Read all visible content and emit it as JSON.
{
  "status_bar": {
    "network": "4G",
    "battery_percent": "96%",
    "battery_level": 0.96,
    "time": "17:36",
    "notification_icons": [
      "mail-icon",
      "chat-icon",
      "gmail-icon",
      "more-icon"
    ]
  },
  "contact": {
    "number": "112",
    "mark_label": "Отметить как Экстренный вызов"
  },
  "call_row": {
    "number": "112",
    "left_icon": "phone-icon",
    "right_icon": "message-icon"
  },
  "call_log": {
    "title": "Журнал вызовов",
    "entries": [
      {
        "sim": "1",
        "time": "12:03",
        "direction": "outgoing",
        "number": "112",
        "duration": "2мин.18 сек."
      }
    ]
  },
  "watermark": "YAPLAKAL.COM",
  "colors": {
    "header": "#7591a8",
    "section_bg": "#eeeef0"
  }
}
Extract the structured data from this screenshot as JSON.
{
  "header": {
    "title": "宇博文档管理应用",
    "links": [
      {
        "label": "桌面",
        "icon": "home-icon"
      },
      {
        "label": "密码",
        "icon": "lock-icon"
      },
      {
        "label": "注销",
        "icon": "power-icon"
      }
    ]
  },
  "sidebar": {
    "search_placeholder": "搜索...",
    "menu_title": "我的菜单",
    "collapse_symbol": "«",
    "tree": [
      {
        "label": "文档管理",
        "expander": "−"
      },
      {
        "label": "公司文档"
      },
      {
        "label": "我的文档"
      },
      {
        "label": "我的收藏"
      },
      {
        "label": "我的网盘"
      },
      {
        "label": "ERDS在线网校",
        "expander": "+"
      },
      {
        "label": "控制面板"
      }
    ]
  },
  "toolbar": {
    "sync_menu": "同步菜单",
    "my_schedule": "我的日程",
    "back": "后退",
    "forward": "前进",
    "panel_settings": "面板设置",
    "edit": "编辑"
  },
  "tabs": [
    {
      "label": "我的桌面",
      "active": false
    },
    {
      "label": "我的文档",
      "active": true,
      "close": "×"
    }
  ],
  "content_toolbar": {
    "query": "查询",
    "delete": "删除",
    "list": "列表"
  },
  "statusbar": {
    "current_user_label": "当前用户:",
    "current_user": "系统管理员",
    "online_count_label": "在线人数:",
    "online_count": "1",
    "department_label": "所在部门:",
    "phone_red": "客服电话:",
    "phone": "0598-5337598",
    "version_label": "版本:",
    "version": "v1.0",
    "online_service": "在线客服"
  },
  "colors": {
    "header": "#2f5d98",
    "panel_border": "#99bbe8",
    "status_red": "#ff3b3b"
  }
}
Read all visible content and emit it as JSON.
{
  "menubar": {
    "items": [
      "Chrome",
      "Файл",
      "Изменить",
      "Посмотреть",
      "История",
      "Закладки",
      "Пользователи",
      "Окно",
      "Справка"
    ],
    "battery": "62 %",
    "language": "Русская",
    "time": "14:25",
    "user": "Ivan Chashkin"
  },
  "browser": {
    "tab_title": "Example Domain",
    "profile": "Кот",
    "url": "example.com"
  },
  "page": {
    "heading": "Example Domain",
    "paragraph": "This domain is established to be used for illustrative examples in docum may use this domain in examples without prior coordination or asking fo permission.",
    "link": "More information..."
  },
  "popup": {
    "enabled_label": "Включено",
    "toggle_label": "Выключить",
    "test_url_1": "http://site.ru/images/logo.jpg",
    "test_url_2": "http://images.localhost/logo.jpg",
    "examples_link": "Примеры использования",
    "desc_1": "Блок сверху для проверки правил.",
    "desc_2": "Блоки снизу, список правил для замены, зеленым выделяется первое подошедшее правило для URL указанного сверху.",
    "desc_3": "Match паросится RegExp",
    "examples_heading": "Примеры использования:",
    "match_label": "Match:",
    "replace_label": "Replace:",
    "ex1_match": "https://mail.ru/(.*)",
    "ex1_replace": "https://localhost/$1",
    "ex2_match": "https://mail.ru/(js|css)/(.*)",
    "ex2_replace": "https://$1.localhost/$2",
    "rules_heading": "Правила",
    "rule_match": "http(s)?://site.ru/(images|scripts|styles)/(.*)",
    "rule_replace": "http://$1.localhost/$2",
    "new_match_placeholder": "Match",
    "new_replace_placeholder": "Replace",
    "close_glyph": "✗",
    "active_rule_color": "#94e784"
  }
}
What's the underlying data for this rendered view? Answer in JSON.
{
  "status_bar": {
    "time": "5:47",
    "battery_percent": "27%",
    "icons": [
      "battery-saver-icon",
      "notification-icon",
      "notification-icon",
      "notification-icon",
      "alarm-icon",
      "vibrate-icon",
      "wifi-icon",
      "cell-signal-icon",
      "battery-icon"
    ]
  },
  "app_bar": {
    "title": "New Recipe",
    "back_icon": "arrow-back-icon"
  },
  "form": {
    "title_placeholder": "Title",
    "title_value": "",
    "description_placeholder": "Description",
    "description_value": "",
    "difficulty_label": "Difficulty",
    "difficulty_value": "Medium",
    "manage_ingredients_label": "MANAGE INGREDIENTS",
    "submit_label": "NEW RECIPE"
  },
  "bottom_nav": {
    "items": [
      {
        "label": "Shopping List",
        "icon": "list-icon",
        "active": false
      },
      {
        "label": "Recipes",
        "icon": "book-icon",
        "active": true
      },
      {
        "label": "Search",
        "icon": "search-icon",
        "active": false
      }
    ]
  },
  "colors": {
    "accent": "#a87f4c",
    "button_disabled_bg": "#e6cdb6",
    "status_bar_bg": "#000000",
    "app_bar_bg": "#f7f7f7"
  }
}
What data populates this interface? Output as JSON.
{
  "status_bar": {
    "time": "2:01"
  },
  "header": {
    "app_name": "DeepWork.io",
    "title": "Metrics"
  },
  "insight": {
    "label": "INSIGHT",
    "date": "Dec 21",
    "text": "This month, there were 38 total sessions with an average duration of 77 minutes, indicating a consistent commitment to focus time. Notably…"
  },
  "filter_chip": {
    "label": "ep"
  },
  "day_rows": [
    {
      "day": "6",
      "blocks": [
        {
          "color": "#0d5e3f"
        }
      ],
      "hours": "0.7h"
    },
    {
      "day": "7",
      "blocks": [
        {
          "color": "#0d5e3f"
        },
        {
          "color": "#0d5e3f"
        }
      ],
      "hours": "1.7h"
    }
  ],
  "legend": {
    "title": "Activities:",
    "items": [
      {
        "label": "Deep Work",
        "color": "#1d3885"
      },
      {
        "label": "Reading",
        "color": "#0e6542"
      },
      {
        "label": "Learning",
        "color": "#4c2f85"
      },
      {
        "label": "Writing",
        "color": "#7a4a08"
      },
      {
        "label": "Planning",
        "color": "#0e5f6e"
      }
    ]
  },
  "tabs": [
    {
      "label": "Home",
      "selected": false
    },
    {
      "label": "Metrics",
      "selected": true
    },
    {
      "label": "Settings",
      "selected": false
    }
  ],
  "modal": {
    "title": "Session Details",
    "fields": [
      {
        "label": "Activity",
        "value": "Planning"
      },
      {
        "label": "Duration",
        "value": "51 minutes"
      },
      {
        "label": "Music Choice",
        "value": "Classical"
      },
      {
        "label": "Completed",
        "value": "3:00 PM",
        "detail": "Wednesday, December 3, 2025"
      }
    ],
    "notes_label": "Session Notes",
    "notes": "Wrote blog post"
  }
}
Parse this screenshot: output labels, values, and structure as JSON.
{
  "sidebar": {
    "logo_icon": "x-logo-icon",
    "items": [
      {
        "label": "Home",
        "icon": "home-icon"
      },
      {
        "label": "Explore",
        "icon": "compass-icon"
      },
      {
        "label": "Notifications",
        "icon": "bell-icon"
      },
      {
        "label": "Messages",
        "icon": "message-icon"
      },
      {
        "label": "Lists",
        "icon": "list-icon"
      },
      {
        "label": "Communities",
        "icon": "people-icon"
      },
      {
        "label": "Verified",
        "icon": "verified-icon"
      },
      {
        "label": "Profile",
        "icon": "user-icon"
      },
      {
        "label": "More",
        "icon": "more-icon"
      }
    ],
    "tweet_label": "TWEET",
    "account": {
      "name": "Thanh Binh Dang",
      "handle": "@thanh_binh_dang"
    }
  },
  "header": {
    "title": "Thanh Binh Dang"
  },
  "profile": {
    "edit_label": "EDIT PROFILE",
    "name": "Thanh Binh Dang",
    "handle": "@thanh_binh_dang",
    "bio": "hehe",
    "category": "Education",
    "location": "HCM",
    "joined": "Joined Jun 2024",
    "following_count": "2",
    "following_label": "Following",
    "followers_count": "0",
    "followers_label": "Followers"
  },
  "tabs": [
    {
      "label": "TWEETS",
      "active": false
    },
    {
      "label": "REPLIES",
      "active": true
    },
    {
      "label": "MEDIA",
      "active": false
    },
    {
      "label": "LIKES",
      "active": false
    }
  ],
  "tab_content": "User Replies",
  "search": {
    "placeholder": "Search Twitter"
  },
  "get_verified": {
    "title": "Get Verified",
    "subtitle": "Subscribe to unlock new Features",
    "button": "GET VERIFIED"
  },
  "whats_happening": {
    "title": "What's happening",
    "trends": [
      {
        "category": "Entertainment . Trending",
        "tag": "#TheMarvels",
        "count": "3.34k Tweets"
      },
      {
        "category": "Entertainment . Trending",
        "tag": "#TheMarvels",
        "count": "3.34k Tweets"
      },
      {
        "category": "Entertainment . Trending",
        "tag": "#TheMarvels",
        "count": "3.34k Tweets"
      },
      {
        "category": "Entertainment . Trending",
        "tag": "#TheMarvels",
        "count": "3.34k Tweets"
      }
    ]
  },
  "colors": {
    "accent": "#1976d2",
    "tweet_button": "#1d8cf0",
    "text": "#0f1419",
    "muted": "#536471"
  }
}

┄┄┄┄┄┄┄┄┄┄

Report all lines of the data that include the word "handle".

● CORRECT OUTPUT
      "handle": "@thanh_binh_dang"
    "handle": "@thanh_binh_dang",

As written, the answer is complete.